_Aim of the exercise:_ Where the string "aggregate" occurs in the material below, report the whole line.

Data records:
◇ ◇ ◇ ◇ ◇ ◇ ◇

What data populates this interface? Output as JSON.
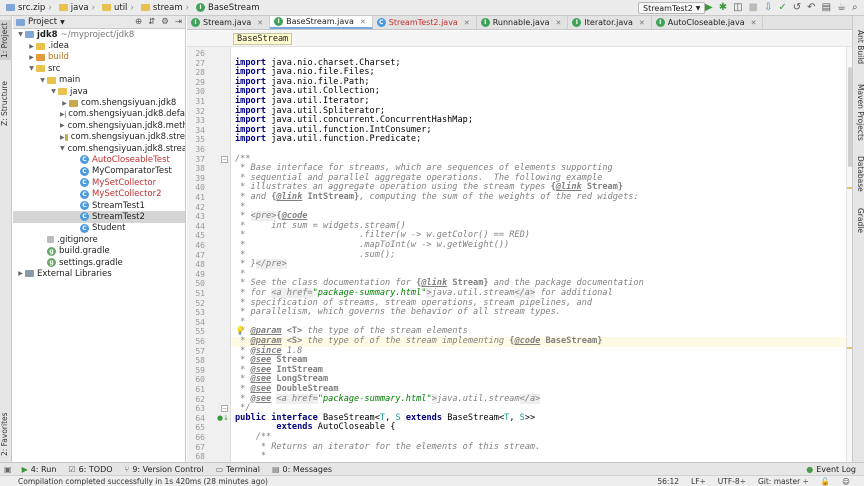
{
  "navbar": {
    "crumbs": [
      "src.zip",
      "java",
      "util",
      "stream",
      "BaseStream"
    ],
    "run_config": "StreamTest2"
  },
  "left_strip": {
    "project_tab": "1: Project",
    "structure_tab": "Z: Structure",
    "favorites_tab": "2: Favorites"
  },
  "right_strip": {
    "ant_tab": "Ant Build",
    "maven_tab": "Maven Projects",
    "database_tab": "Database",
    "gradle_tab": "Gradle"
  },
  "project_panel": {
    "title": "Project",
    "tree": [
      {
        "label": "jdk8",
        "path": "~/myproject/jdk8",
        "indent": 0,
        "arrow": "down",
        "icon": "folder-icon"
      },
      {
        "label": ".idea",
        "indent": 1,
        "arrow": "right",
        "icon": "folder-icon"
      },
      {
        "label": "build",
        "indent": 1,
        "arrow": "right",
        "icon": "folder-icon",
        "color": "orange"
      },
      {
        "label": "src",
        "indent": 1,
        "arrow": "down",
        "icon": "folder-icon"
      },
      {
        "label": "main",
        "indent": 2,
        "arrow": "down",
        "icon": "folder-icon"
      },
      {
        "label": "java",
        "indent": 3,
        "arrow": "down",
        "icon": "folder-icon"
      },
      {
        "label": "com.shengsiyuan.jdk8",
        "indent": 4,
        "arrow": "right",
        "icon": "package-icon"
      },
      {
        "label": "com.shengsiyuan.jdk8.defa",
        "indent": 4,
        "arrow": "right",
        "icon": "package-icon"
      },
      {
        "label": "com.shengsiyuan.jdk8.meth",
        "indent": 4,
        "arrow": "right",
        "icon": "package-icon"
      },
      {
        "label": "com.shengsiyuan.jdk8.stre",
        "indent": 4,
        "arrow": "right",
        "icon": "package-icon"
      },
      {
        "label": "com.shengsiyuan.jdk8.strea",
        "indent": 4,
        "arrow": "down",
        "icon": "package-icon"
      },
      {
        "label": "AutoCloseableTest",
        "indent": 5,
        "arrow": "",
        "icon": "class-icon",
        "color": "red"
      },
      {
        "label": "MyComparatorTest",
        "indent": 5,
        "arrow": "",
        "icon": "class-icon"
      },
      {
        "label": "MySetCollector",
        "indent": 5,
        "arrow": "",
        "icon": "class-icon",
        "color": "red"
      },
      {
        "label": "MySetCollector2",
        "indent": 5,
        "arrow": "",
        "icon": "class-icon",
        "color": "red"
      },
      {
        "label": "StreamTest1",
        "indent": 5,
        "arrow": "",
        "icon": "class-icon"
      },
      {
        "label": "StreamTest2",
        "indent": 5,
        "arrow": "",
        "icon": "class-icon",
        "selected": true
      },
      {
        "label": "Student",
        "indent": 5,
        "arrow": "",
        "icon": "class-icon"
      },
      {
        "label": ".gitignore",
        "indent": 2,
        "arrow": "",
        "icon": "file-icon"
      },
      {
        "label": "build.gradle",
        "indent": 2,
        "arrow": "",
        "icon": "gradle-icon"
      },
      {
        "label": "settings.gradle",
        "indent": 2,
        "arrow": "",
        "icon": "gradle-icon"
      },
      {
        "label": "External Libraries",
        "indent": 0,
        "arrow": "right",
        "icon": "library-icon"
      }
    ]
  },
  "editor": {
    "tabs": [
      {
        "label": "Stream.java",
        "active": false
      },
      {
        "label": "BaseStream.java",
        "active": true
      },
      {
        "label": "StreamTest2.java",
        "active": false,
        "color": "red"
      },
      {
        "label": "Runnable.java",
        "active": false
      },
      {
        "label": "Iterator.java",
        "active": false
      },
      {
        "label": "AutoCloseable.java",
        "active": false
      }
    ],
    "breadcrumb": "BaseStream",
    "lines": [
      {
        "n": "26",
        "html": ""
      },
      {
        "n": "27",
        "html": "<span class='kw'>import</span> java.nio.charset.Charset;"
      },
      {
        "n": "28",
        "html": "<span class='kw'>import</span> java.nio.file.Files;"
      },
      {
        "n": "29",
        "html": "<span class='kw'>import</span> java.nio.file.Path;"
      },
      {
        "n": "30",
        "html": "<span class='kw'>import</span> java.util.Collection;"
      },
      {
        "n": "31",
        "html": "<span class='kw'>import</span> java.util.Iterator;"
      },
      {
        "n": "32",
        "html": "<span class='kw'>import</span> java.util.Spliterator;"
      },
      {
        "n": "33",
        "html": "<span class='kw'>import</span> java.util.concurrent.ConcurrentHashMap;"
      },
      {
        "n": "34",
        "html": "<span class='kw'>import</span> java.util.function.IntConsumer;"
      },
      {
        "n": "35",
        "html": "<span class='kw'>import</span> java.util.function.Predicate;"
      },
      {
        "n": "36",
        "html": ""
      },
      {
        "n": "37",
        "html": "<span class='cm'>/**</span>"
      },
      {
        "n": "38",
        "html": "<span class='cm'> * Base interface for streams, which are sequences of elements supporting</span>"
      },
      {
        "n": "39",
        "html": "<span class='cm'> * sequential and parallel aggregate operations.  The following example</span>"
      },
      {
        "n": "40",
        "html": "<span class='cm'> * illustrates an aggregate operation using the stream types </span><span class='tgn'>{</span><span class='tg'>@link</span><span class='tgn'> Stream}</span>"
      },
      {
        "n": "41",
        "html": "<span class='cm'> * and </span><span class='tgn'>{</span><span class='tg'>@link</span><span class='tgn'> IntStream}</span><span class='cm'>, computing the sum of the weights of the red widgets:</span>"
      },
      {
        "n": "42",
        "html": "<span class='cm'> *</span>"
      },
      {
        "n": "43",
        "html": "<span class='cm'> * </span><span class='html'>&lt;pre&gt;</span><span class='tgn'>{</span><span class='tg'>@code</span>"
      },
      {
        "n": "44",
        "html": "<span class='cm'> *     int sum = widgets.stream()</span>"
      },
      {
        "n": "45",
        "html": "<span class='cm'> *                      .filter(w -&gt; w.getColor() == RED)</span>"
      },
      {
        "n": "46",
        "html": "<span class='cm'> *                      .mapToInt(w -&gt; w.getWeight())</span>"
      },
      {
        "n": "47",
        "html": "<span class='cm'> *                      .sum();</span>"
      },
      {
        "n": "48",
        "html": "<span class='cm'> * }</span><span class='html'>&lt;/pre&gt;</span>"
      },
      {
        "n": "49",
        "html": "<span class='cm'> *</span>"
      },
      {
        "n": "50",
        "html": "<span class='cm'> * See the class documentation for </span><span class='tgn'>{</span><span class='tg'>@link</span><span class='tgn'> Stream}</span><span class='cm'> and the package documentation</span>"
      },
      {
        "n": "51",
        "html": "<span class='cm'> * for </span><span class='html'>&lt;a href=</span><span class='htmlv'>\"package-summary.html\"</span><span class='html'>&gt;</span><span class='cm'>java.util.stream</span><span class='html'>&lt;/a&gt;</span><span class='cm'> for additional</span>"
      },
      {
        "n": "52",
        "html": "<span class='cm'> * specification of streams, stream operations, stream pipelines, and</span>"
      },
      {
        "n": "53",
        "html": "<span class='cm'> * parallelism, which governs the behavior of all stream types.</span>"
      },
      {
        "n": "54",
        "html": "<span class='cm'> *</span>"
      },
      {
        "n": "55",
        "html": "<span class='cm'> * </span><span class='tg'>@param</span><span class='tgn'> &lt;T&gt;</span><span class='cm'> the type of the stream elements</span>"
      },
      {
        "n": "56",
        "html": "<span class='cm'> * </span><span class='tg'>@param</span><span class='tgn'> &lt;S&gt;</span><span class='cm'> the type of of the stream implementing </span><span class='tgn'>{</span><span class='tg'>@code</span><span class='tgn'> BaseStream}</span>",
        "highlight": true
      },
      {
        "n": "57",
        "html": "<span class='cm'> * </span><span class='tg'>@since</span><span class='cm'> 1.8</span>"
      },
      {
        "n": "58",
        "html": "<span class='cm'> * </span><span class='tg'>@see</span><span class='tgn'> Stream</span>"
      },
      {
        "n": "59",
        "html": "<span class='cm'> * </span><span class='tg'>@see</span><span class='tgn'> IntStream</span>"
      },
      {
        "n": "60",
        "html": "<span class='cm'> * </span><span class='tg'>@see</span><span class='tgn'> LongStream</span>"
      },
      {
        "n": "61",
        "html": "<span class='cm'> * </span><span class='tg'>@see</span><span class='tgn'> DoubleStream</span>"
      },
      {
        "n": "62",
        "html": "<span class='cm'> * </span><span class='tg'>@see</span><span class='cm'> </span><span class='html'>&lt;a href=</span><span class='htmlv'>\"package-summary.html\"</span><span class='html'>&gt;</span><span class='cm'>java.util.stream</span><span class='html'>&lt;/a&gt;</span>"
      },
      {
        "n": "63",
        "html": "<span class='cm'> */</span>"
      },
      {
        "n": "64",
        "html": "<span class='kw'>public interface</span> BaseStream&lt;<span class='gen'>T</span>, <span class='gen'>S</span> <span class='kw'>extends</span> BaseStream&lt;<span class='gen'>T</span>, <span class='gen'>S</span>&gt;&gt;"
      },
      {
        "n": "65",
        "html": "        <span class='kw'>extends</span> AutoCloseable {"
      },
      {
        "n": "66",
        "html": "    <span class='cm'>/**</span>"
      },
      {
        "n": "67",
        "html": "<span class='cm'>     * Returns an iterator for the elements of this stream.</span>"
      },
      {
        "n": "68",
        "html": "<span class='cm'>     *</span>"
      }
    ]
  },
  "bottom_tools": [
    {
      "label": "4: Run",
      "underline": "4",
      "icon": "run-icon"
    },
    {
      "label": "6: TODO",
      "underline": "6",
      "icon": "todo-icon"
    },
    {
      "label": "9: Version Control",
      "underline": "9",
      "icon": "vcs-icon"
    },
    {
      "label": "Terminal",
      "icon": "terminal-icon"
    },
    {
      "label": "0: Messages",
      "underline": "0",
      "icon": "messages-icon"
    }
  ],
  "event_log": "Event Log",
  "status": {
    "message": "Compilation completed successfully in 1s 420ms (28 minutes ago)",
    "position": "56:12",
    "line_sep": "LF÷",
    "encoding": "UTF-8÷",
    "git": "Git: master ÷"
  }
}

◇ ◇ ◇ ◇ ◇ ◇ ◇

_Completed exercise:_
        "html": "<span class='cm'> * sequential and parallel aggregate operations.  The following example</span>"
        "html": "<span class='cm'> * illustrates an aggregate operation using the stream types </span><span class='tgn'>{</span><span class='tg'>@link</span><span class='tgn'> Stream}</span>"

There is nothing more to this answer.